Aim of the task — Render every line of the material below as a numbered list, leaving out blank lines.

════════════════

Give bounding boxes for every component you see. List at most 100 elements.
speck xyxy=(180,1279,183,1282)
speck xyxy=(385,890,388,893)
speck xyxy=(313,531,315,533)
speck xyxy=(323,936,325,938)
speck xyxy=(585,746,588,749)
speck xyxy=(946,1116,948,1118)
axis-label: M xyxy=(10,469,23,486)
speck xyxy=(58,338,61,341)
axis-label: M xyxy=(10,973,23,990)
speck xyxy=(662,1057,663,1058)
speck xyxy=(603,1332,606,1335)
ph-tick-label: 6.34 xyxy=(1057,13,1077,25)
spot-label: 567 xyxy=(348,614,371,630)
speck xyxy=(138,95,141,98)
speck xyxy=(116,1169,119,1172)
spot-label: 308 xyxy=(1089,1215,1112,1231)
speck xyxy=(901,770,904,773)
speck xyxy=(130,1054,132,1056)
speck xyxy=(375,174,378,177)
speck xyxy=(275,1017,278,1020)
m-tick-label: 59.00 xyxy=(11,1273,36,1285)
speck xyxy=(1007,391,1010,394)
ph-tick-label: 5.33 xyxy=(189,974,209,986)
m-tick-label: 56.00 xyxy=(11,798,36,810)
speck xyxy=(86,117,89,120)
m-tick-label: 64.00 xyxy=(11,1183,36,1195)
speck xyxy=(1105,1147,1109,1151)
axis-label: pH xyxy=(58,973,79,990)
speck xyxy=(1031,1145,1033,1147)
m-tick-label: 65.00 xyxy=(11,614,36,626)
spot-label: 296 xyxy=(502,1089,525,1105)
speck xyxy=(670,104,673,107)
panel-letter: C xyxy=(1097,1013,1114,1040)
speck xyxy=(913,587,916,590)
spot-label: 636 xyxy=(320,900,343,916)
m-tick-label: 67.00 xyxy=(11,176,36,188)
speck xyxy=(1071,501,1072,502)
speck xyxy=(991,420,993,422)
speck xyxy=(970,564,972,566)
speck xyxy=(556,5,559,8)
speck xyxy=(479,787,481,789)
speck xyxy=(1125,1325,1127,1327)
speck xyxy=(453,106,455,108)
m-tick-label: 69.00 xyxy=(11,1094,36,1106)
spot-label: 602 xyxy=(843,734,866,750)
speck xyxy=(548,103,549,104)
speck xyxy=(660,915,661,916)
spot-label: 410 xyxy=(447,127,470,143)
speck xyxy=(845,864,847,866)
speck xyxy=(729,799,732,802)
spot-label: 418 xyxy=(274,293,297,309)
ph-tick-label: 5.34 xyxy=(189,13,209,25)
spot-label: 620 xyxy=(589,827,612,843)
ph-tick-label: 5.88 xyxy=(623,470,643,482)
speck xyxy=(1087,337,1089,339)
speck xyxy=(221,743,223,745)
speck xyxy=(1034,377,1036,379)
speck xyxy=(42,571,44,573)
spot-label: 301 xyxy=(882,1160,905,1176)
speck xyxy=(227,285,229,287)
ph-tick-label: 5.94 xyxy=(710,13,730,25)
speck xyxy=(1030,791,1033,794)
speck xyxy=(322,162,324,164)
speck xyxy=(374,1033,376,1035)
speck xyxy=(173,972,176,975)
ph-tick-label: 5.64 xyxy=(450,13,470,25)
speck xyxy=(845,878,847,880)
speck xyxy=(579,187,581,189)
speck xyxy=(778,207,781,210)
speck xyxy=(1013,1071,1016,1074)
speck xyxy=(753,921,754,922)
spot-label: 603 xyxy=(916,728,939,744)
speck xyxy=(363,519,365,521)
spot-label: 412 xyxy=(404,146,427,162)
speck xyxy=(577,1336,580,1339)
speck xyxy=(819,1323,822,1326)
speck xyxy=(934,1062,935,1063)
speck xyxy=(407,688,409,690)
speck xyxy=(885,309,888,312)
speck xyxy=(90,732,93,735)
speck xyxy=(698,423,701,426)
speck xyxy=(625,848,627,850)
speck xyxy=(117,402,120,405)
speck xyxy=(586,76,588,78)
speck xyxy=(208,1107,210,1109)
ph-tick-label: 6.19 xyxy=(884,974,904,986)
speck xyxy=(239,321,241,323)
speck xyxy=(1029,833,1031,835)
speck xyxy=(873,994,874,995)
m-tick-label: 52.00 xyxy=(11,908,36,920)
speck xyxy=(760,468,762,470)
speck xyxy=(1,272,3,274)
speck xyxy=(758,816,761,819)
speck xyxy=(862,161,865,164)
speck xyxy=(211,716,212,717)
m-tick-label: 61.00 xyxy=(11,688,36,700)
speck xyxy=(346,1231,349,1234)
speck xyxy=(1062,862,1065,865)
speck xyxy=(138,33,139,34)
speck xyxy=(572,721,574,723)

════════════════

Response below —
1. Give bounding boxes for every component you see. List at most 100 elements.
2. speck xyxy=(180,1279,183,1282)
3. speck xyxy=(385,890,388,893)
4. speck xyxy=(313,531,315,533)
5. speck xyxy=(323,936,325,938)
6. speck xyxy=(585,746,588,749)
7. speck xyxy=(946,1116,948,1118)
8. axis-label: M xyxy=(10,469,23,486)
9. speck xyxy=(58,338,61,341)
10. axis-label: M xyxy=(10,973,23,990)
11. speck xyxy=(662,1057,663,1058)
12. speck xyxy=(603,1332,606,1335)
13. ph-tick-label: 6.34 xyxy=(1057,13,1077,25)
14. spot-label: 567 xyxy=(348,614,371,630)
15. speck xyxy=(138,95,141,98)
16. speck xyxy=(116,1169,119,1172)
17. spot-label: 308 xyxy=(1089,1215,1112,1231)
18. speck xyxy=(901,770,904,773)
19. speck xyxy=(130,1054,132,1056)
20. speck xyxy=(375,174,378,177)
21. speck xyxy=(275,1017,278,1020)
22. m-tick-label: 59.00 xyxy=(11,1273,36,1285)
23. speck xyxy=(1007,391,1010,394)
24. ph-tick-label: 5.33 xyxy=(189,974,209,986)
25. m-tick-label: 56.00 xyxy=(11,798,36,810)
26. speck xyxy=(86,117,89,120)
27. m-tick-label: 64.00 xyxy=(11,1183,36,1195)
28. speck xyxy=(1105,1147,1109,1151)
29. axis-label: pH xyxy=(58,973,79,990)
30. speck xyxy=(1031,1145,1033,1147)
31. m-tick-label: 65.00 xyxy=(11,614,36,626)
32. spot-label: 296 xyxy=(502,1089,525,1105)
33. speck xyxy=(670,104,673,107)
34. panel-letter: C xyxy=(1097,1013,1114,1040)
35. speck xyxy=(913,587,916,590)
36. spot-label: 636 xyxy=(320,900,343,916)
37. m-tick-label: 67.00 xyxy=(11,176,36,188)
38. speck xyxy=(1071,501,1072,502)
39. speck xyxy=(991,420,993,422)
40. speck xyxy=(970,564,972,566)
41. speck xyxy=(556,5,559,8)
42. speck xyxy=(479,787,481,789)
43. speck xyxy=(1125,1325,1127,1327)
44. speck xyxy=(453,106,455,108)
45. m-tick-label: 69.00 xyxy=(11,1094,36,1106)
46. spot-label: 602 xyxy=(843,734,866,750)
47. speck xyxy=(548,103,549,104)
48. speck xyxy=(660,915,661,916)
49. spot-label: 410 xyxy=(447,127,470,143)
50. speck xyxy=(845,864,847,866)
51. speck xyxy=(729,799,732,802)
52. spot-label: 418 xyxy=(274,293,297,309)
53. ph-tick-label: 5.34 xyxy=(189,13,209,25)
54. spot-label: 620 xyxy=(589,827,612,843)
55. ph-tick-label: 5.88 xyxy=(623,470,643,482)
56. speck xyxy=(1087,337,1089,339)
57. speck xyxy=(221,743,223,745)
58. speck xyxy=(1034,377,1036,379)
59. speck xyxy=(42,571,44,573)
60. spot-label: 301 xyxy=(882,1160,905,1176)
61. speck xyxy=(227,285,229,287)
62. ph-tick-label: 5.94 xyxy=(710,13,730,25)
63. speck xyxy=(1030,791,1033,794)
64. speck xyxy=(322,162,324,164)
65. speck xyxy=(374,1033,376,1035)
66. speck xyxy=(173,972,176,975)
67. ph-tick-label: 5.64 xyxy=(450,13,470,25)
68. speck xyxy=(845,878,847,880)
69. speck xyxy=(579,187,581,189)
70. speck xyxy=(778,207,781,210)
71. speck xyxy=(1013,1071,1016,1074)
72. speck xyxy=(753,921,754,922)
73. spot-label: 603 xyxy=(916,728,939,744)
74. speck xyxy=(363,519,365,521)
75. spot-label: 412 xyxy=(404,146,427,162)
76. speck xyxy=(577,1336,580,1339)
77. speck xyxy=(819,1323,822,1326)
78. speck xyxy=(934,1062,935,1063)
79. speck xyxy=(407,688,409,690)
80. speck xyxy=(885,309,888,312)
81. speck xyxy=(90,732,93,735)
82. speck xyxy=(698,423,701,426)
83. speck xyxy=(625,848,627,850)
84. speck xyxy=(117,402,120,405)
85. speck xyxy=(586,76,588,78)
86. speck xyxy=(208,1107,210,1109)
87. ph-tick-label: 6.19 xyxy=(884,974,904,986)
88. speck xyxy=(239,321,241,323)
89. speck xyxy=(1029,833,1031,835)
90. speck xyxy=(873,994,874,995)
91. m-tick-label: 52.00 xyxy=(11,908,36,920)
92. speck xyxy=(760,468,762,470)
93. speck xyxy=(1,272,3,274)
94. speck xyxy=(758,816,761,819)
95. speck xyxy=(862,161,865,164)
96. speck xyxy=(211,716,212,717)
97. m-tick-label: 61.00 xyxy=(11,688,36,700)
98. speck xyxy=(346,1231,349,1234)
99. speck xyxy=(1062,862,1065,865)
100. speck xyxy=(138,33,139,34)
101. speck xyxy=(572,721,574,723)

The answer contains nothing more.